WHAT YOU SHOULD DO :: Copy, from the entries below, each line where the word "assets" can be found.

RECORDED INFORMATION ::
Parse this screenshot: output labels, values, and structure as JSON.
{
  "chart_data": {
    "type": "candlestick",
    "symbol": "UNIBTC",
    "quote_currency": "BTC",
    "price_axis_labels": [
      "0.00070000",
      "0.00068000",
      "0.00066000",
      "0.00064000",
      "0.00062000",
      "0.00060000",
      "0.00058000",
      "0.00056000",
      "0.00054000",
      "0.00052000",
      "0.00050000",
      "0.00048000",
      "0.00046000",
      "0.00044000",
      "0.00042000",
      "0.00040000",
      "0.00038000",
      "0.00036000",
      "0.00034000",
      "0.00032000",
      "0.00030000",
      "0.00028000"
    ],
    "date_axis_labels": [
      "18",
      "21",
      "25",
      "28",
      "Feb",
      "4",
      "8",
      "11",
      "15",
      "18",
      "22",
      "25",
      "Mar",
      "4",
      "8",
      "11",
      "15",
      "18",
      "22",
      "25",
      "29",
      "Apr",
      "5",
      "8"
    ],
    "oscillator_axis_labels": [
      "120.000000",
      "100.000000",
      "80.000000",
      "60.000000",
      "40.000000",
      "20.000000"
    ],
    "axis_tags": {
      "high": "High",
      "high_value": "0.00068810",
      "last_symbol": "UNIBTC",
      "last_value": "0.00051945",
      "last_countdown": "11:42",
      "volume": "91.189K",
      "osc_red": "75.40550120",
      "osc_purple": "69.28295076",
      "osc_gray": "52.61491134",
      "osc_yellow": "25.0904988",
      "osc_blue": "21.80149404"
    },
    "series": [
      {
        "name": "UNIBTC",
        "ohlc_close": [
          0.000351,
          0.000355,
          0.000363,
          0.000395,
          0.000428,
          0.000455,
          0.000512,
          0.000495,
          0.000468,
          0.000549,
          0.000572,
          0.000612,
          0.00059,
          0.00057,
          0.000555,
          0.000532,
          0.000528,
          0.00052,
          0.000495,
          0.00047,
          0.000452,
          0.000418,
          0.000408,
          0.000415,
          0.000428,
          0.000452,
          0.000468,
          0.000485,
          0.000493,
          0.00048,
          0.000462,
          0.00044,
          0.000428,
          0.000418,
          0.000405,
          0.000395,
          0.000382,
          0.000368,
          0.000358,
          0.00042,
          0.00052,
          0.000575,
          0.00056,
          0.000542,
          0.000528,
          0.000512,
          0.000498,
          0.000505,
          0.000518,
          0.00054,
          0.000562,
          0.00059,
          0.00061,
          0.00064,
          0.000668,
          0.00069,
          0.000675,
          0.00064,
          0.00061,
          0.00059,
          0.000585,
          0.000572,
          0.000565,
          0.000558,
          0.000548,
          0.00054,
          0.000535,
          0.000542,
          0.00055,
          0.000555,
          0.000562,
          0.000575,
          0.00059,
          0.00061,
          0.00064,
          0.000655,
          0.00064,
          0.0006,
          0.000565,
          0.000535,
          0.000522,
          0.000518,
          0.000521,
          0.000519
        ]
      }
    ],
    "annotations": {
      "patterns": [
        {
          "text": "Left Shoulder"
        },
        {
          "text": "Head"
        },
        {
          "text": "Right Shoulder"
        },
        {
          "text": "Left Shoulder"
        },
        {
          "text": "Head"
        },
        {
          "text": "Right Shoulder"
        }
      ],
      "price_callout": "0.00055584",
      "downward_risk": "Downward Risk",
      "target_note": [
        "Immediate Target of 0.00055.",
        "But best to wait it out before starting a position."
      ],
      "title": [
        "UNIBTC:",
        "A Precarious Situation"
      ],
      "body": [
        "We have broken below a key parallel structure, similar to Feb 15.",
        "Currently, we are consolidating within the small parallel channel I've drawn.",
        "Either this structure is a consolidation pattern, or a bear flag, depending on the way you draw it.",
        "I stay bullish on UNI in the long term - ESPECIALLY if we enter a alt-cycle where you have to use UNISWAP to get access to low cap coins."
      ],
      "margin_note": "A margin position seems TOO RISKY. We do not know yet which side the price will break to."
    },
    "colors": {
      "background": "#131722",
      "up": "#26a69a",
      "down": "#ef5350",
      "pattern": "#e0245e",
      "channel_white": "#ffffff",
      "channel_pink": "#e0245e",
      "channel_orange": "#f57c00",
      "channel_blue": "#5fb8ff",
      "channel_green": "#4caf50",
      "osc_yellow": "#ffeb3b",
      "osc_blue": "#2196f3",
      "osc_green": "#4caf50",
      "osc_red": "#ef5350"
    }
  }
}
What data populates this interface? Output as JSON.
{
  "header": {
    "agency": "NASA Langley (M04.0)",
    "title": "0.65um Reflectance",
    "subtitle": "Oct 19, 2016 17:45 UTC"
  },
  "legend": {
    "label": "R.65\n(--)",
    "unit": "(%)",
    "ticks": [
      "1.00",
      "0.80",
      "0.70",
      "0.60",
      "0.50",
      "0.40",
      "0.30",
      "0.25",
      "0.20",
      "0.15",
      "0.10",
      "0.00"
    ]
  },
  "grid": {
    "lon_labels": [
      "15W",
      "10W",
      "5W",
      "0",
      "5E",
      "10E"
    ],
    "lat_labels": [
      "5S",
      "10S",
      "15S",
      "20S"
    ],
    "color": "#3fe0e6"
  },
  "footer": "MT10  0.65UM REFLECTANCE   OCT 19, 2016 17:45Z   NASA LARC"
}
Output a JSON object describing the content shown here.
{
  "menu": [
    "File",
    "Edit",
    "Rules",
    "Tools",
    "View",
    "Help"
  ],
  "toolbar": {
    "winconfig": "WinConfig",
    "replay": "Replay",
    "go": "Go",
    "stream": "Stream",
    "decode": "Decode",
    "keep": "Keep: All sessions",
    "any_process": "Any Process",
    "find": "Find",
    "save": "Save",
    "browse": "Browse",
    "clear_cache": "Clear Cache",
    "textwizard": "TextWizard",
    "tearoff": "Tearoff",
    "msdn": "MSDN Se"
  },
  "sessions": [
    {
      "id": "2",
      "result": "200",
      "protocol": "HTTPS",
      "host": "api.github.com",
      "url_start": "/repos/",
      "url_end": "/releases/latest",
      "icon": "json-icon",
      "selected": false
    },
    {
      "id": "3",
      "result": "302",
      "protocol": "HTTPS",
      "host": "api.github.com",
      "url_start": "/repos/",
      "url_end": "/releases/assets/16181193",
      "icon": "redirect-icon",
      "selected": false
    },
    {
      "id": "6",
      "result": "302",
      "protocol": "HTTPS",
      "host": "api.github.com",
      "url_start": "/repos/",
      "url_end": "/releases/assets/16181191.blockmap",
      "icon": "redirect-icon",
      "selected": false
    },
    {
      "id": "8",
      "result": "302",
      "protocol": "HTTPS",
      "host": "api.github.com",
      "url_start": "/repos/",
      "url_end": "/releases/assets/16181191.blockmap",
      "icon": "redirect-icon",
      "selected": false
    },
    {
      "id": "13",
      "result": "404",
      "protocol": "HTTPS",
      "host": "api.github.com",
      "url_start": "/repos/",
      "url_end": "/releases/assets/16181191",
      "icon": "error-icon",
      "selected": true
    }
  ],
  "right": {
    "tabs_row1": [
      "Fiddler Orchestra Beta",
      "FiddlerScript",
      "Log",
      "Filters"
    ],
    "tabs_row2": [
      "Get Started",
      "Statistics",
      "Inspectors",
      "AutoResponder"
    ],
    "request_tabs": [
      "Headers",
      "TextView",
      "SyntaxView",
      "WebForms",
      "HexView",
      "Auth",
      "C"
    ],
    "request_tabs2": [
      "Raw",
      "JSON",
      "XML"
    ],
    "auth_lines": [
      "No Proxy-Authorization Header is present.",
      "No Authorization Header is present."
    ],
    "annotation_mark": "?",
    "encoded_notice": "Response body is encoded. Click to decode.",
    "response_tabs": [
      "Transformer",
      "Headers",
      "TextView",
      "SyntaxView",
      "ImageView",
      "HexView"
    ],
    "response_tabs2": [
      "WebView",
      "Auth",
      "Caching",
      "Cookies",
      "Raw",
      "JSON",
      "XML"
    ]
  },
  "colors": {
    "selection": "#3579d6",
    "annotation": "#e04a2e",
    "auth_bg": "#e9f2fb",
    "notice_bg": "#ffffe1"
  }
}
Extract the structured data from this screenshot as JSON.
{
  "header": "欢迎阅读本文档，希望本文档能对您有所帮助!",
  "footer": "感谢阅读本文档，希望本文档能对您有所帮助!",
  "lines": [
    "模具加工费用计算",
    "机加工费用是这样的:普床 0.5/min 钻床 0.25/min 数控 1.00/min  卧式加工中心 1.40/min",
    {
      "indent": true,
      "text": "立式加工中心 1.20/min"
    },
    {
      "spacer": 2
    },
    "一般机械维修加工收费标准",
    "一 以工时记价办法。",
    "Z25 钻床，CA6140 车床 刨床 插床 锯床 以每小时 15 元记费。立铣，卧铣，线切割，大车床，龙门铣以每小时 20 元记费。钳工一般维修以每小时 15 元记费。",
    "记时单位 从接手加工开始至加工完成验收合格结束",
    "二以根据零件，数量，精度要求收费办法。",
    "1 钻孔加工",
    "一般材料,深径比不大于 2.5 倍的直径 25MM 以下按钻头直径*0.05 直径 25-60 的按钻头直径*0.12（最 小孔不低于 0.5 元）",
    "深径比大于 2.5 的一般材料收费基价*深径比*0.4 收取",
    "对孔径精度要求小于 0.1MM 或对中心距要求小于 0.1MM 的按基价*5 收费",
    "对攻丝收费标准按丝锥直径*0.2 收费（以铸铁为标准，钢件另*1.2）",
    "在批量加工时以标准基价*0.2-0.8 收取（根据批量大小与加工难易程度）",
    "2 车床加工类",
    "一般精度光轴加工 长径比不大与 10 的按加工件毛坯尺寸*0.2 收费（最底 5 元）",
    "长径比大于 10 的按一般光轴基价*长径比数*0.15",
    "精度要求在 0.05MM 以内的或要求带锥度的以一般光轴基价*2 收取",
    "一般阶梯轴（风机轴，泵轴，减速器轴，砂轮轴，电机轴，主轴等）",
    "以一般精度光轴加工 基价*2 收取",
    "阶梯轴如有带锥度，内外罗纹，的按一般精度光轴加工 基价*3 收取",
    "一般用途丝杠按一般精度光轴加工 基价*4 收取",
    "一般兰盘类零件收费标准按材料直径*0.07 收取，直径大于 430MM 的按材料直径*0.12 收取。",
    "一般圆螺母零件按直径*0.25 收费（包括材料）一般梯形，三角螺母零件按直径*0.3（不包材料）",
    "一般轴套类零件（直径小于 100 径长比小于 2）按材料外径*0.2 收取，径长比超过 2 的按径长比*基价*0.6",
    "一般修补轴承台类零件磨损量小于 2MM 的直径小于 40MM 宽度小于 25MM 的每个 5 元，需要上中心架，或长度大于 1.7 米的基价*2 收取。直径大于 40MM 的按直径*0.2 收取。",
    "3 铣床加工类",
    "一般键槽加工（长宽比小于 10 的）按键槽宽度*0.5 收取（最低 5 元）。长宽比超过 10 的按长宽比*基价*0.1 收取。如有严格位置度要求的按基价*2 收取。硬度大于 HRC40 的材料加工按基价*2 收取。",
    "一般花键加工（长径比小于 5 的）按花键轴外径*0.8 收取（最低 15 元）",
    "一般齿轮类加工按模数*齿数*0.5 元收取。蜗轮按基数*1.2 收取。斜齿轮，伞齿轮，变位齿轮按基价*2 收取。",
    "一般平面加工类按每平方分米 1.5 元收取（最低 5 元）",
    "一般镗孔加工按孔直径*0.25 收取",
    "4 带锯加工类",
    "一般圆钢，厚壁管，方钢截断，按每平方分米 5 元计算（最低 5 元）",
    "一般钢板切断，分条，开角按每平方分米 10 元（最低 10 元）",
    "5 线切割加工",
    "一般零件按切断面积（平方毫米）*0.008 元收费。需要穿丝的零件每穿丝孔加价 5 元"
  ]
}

WRITTEN SOLUTION ::
      "url_end": "/releases/assets/16181193",
      "url_end": "/releases/assets/16181191.blockmap",
      "url_end": "/releases/assets/16181191.blockmap",
      "url_end": "/releases/assets/16181191",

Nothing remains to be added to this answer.